* **Data records**
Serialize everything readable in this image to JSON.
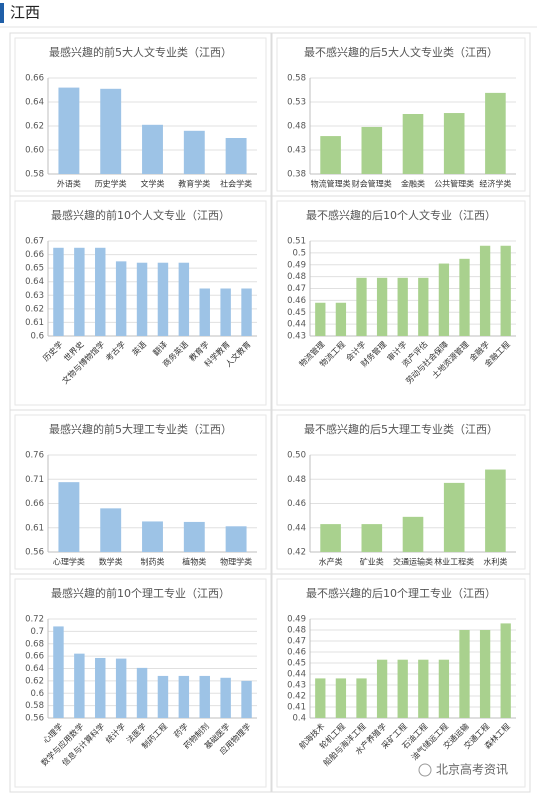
{
  "header": {
    "title": "江西"
  },
  "watermark": "北京高考资讯",
  "chart_data": [
    {
      "type": "bar",
      "title": "最感兴趣的前5大人文专业类（江西）",
      "categories": [
        "外语类",
        "历史学类",
        "文学类",
        "教育学类",
        "社会学类"
      ],
      "values": [
        0.652,
        0.651,
        0.621,
        0.616,
        0.61
      ],
      "color": "#9dc3e6",
      "ylim": [
        0.58,
        0.66
      ],
      "yticks": [
        0.58,
        {
          "value": 0.6,
          "label": "0.60"
        },
        0.62,
        0.64,
        0.66
      ],
      "grid": true
    },
    {
      "type": "bar",
      "title": "最不感兴趣的后5大人文专业类（江西）",
      "categories": [
        "物流管理类",
        "财会管理类",
        "金融类",
        "公共管理类",
        "经济学类"
      ],
      "values": [
        0.459,
        0.478,
        0.505,
        0.507,
        0.549
      ],
      "color": "#a9d18e",
      "ylim": [
        0.38,
        0.58
      ],
      "yticks": [
        0.38,
        0.43,
        0.48,
        0.53,
        0.58
      ],
      "grid": true
    },
    {
      "type": "bar",
      "title": "最感兴趣的前10个人文专业（江西）",
      "categories": [
        "历史学",
        "世界史",
        "文物与博物馆学",
        "考古学",
        "英语",
        "翻译",
        "商务英语",
        "教育学",
        "科学教育",
        "人文教育"
      ],
      "values": [
        0.665,
        0.665,
        0.665,
        0.655,
        0.654,
        0.654,
        0.654,
        0.635,
        0.635,
        0.635
      ],
      "color": "#9dc3e6",
      "ylim": [
        0.6,
        0.67
      ],
      "yticks": [
        0.6,
        0.61,
        0.62,
        0.63,
        0.64,
        0.65,
        0.66,
        0.67
      ],
      "grid": true
    },
    {
      "type": "bar",
      "title": "最不感兴趣的后10个人文专业（江西）",
      "categories": [
        "物流管理",
        "物流工程",
        "会计学",
        "财务管理",
        "审计学",
        "资产评估",
        "劳动与社会保障",
        "土地资源管理",
        "金融学",
        "金融工程"
      ],
      "values": [
        0.458,
        0.458,
        0.479,
        0.479,
        0.479,
        0.479,
        0.491,
        0.495,
        0.506,
        0.506
      ],
      "color": "#a9d18e",
      "ylim": [
        0.43,
        0.51
      ],
      "yticks": [
        0.43,
        0.44,
        0.45,
        0.46,
        0.47,
        0.48,
        0.49,
        0.5,
        0.51
      ],
      "grid": true
    },
    {
      "type": "bar",
      "title": "最感兴趣的前5大理工专业类（江西）",
      "categories": [
        "心理学类",
        "数学类",
        "制药类",
        "植物类",
        "物理学类"
      ],
      "values": [
        0.704,
        0.65,
        0.623,
        0.622,
        0.613
      ],
      "color": "#9dc3e6",
      "ylim": [
        0.56,
        0.76
      ],
      "yticks": [
        0.56,
        0.61,
        0.66,
        0.71,
        0.76
      ],
      "grid": true
    },
    {
      "type": "bar",
      "title": "最不感兴趣的后5大理工专业类（江西）",
      "categories": [
        "水产类",
        "矿业类",
        "交通运输类",
        "林业工程类",
        "水利类"
      ],
      "values": [
        0.443,
        0.443,
        0.449,
        0.477,
        0.488
      ],
      "color": "#a9d18e",
      "ylim": [
        0.42,
        0.5
      ],
      "yticks": [
        0.42,
        0.44,
        0.46,
        0.48,
        {
          "value": 0.5,
          "label": "0.50"
        }
      ],
      "grid": true
    },
    {
      "type": "bar",
      "title": "最感兴趣的前10个理工专业（江西）",
      "categories": [
        "心理学",
        "数学与应用数学",
        "信息与计算科学",
        "统计学",
        "法医学",
        "制药工程",
        "药学",
        "药物制剂",
        "基础医学",
        "应用物理学"
      ],
      "values": [
        0.708,
        0.664,
        0.657,
        0.656,
        0.641,
        0.628,
        0.628,
        0.628,
        0.625,
        0.62
      ],
      "color": "#9dc3e6",
      "ylim": [
        0.56,
        0.72
      ],
      "yticks": [
        0.56,
        0.58,
        0.6,
        0.62,
        0.64,
        0.66,
        0.68,
        0.7,
        0.72
      ],
      "grid": true
    },
    {
      "type": "bar",
      "title": "最不感兴趣的后10个理工专业（江西）",
      "categories": [
        "航海技术",
        "轮机工程",
        "船舶与海洋工程",
        "水产养殖学",
        "采矿工程",
        "石油工程",
        "油气储运工程",
        "交通运输",
        "交通工程",
        "森林工程"
      ],
      "values": [
        0.436,
        0.436,
        0.436,
        0.453,
        0.453,
        0.453,
        0.453,
        0.48,
        0.48,
        0.486
      ],
      "color": "#a9d18e",
      "ylim": [
        0.4,
        0.49
      ],
      "yticks": [
        0.4,
        0.41,
        0.42,
        0.43,
        0.44,
        0.45,
        0.46,
        0.47,
        0.48,
        0.49
      ],
      "grid": true
    }
  ]
}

* **Aim of the task**
Output the records above exactly; leave out the pictures.

* **Final result**
Serialize everything readable in this image to JSON.
{
  "header": {
    "title": "江西"
  },
  "watermark": "北京高考资讯",
  "chart_data": [
    {
      "type": "bar",
      "title": "最感兴趣的前5大人文专业类（江西）",
      "categories": [
        "外语类",
        "历史学类",
        "文学类",
        "教育学类",
        "社会学类"
      ],
      "values": [
        0.652,
        0.651,
        0.621,
        0.616,
        0.61
      ],
      "color": "#9dc3e6",
      "ylim": [
        0.58,
        0.66
      ],
      "yticks": [
        0.58,
        {
          "value": 0.6,
          "label": "0.60"
        },
        0.62,
        0.64,
        0.66
      ],
      "grid": true
    },
    {
      "type": "bar",
      "title": "最不感兴趣的后5大人文专业类（江西）",
      "categories": [
        "物流管理类",
        "财会管理类",
        "金融类",
        "公共管理类",
        "经济学类"
      ],
      "values": [
        0.459,
        0.478,
        0.505,
        0.507,
        0.549
      ],
      "color": "#a9d18e",
      "ylim": [
        0.38,
        0.58
      ],
      "yticks": [
        0.38,
        0.43,
        0.48,
        0.53,
        0.58
      ],
      "grid": true
    },
    {
      "type": "bar",
      "title": "最感兴趣的前10个人文专业（江西）",
      "categories": [
        "历史学",
        "世界史",
        "文物与博物馆学",
        "考古学",
        "英语",
        "翻译",
        "商务英语",
        "教育学",
        "科学教育",
        "人文教育"
      ],
      "values": [
        0.665,
        0.665,
        0.665,
        0.655,
        0.654,
        0.654,
        0.654,
        0.635,
        0.635,
        0.635
      ],
      "color": "#9dc3e6",
      "ylim": [
        0.6,
        0.67
      ],
      "yticks": [
        0.6,
        0.61,
        0.62,
        0.63,
        0.64,
        0.65,
        0.66,
        0.67
      ],
      "grid": true
    },
    {
      "type": "bar",
      "title": "最不感兴趣的后10个人文专业（江西）",
      "categories": [
        "物流管理",
        "物流工程",
        "会计学",
        "财务管理",
        "审计学",
        "资产评估",
        "劳动与社会保障",
        "土地资源管理",
        "金融学",
        "金融工程"
      ],
      "values": [
        0.458,
        0.458,
        0.479,
        0.479,
        0.479,
        0.479,
        0.491,
        0.495,
        0.506,
        0.506
      ],
      "color": "#a9d18e",
      "ylim": [
        0.43,
        0.51
      ],
      "yticks": [
        0.43,
        0.44,
        0.45,
        0.46,
        0.47,
        0.48,
        0.49,
        0.5,
        0.51
      ],
      "grid": true
    },
    {
      "type": "bar",
      "title": "最感兴趣的前5大理工专业类（江西）",
      "categories": [
        "心理学类",
        "数学类",
        "制药类",
        "植物类",
        "物理学类"
      ],
      "values": [
        0.704,
        0.65,
        0.623,
        0.622,
        0.613
      ],
      "color": "#9dc3e6",
      "ylim": [
        0.56,
        0.76
      ],
      "yticks": [
        0.56,
        0.61,
        0.66,
        0.71,
        0.76
      ],
      "grid": true
    },
    {
      "type": "bar",
      "title": "最不感兴趣的后5大理工专业类（江西）",
      "categories": [
        "水产类",
        "矿业类",
        "交通运输类",
        "林业工程类",
        "水利类"
      ],
      "values": [
        0.443,
        0.443,
        0.449,
        0.477,
        0.488
      ],
      "color": "#a9d18e",
      "ylim": [
        0.42,
        0.5
      ],
      "yticks": [
        0.42,
        0.44,
        0.46,
        0.48,
        {
          "value": 0.5,
          "label": "0.50"
        }
      ],
      "grid": true
    },
    {
      "type": "bar",
      "title": "最感兴趣的前10个理工专业（江西）",
      "categories": [
        "心理学",
        "数学与应用数学",
        "信息与计算科学",
        "统计学",
        "法医学",
        "制药工程",
        "药学",
        "药物制剂",
        "基础医学",
        "应用物理学"
      ],
      "values": [
        0.708,
        0.664,
        0.657,
        0.656,
        0.641,
        0.628,
        0.628,
        0.628,
        0.625,
        0.62
      ],
      "color": "#9dc3e6",
      "ylim": [
        0.56,
        0.72
      ],
      "yticks": [
        0.56,
        0.58,
        0.6,
        0.62,
        0.64,
        0.66,
        0.68,
        0.7,
        0.72
      ],
      "grid": true
    },
    {
      "type": "bar",
      "title": "最不感兴趣的后10个理工专业（江西）",
      "categories": [
        "航海技术",
        "轮机工程",
        "船舶与海洋工程",
        "水产养殖学",
        "采矿工程",
        "石油工程",
        "油气储运工程",
        "交通运输",
        "交通工程",
        "森林工程"
      ],
      "values": [
        0.436,
        0.436,
        0.436,
        0.453,
        0.453,
        0.453,
        0.453,
        0.48,
        0.48,
        0.486
      ],
      "color": "#a9d18e",
      "ylim": [
        0.4,
        0.49
      ],
      "yticks": [
        0.4,
        0.41,
        0.42,
        0.43,
        0.44,
        0.45,
        0.46,
        0.47,
        0.48,
        0.49
      ],
      "grid": true
    }
  ]
}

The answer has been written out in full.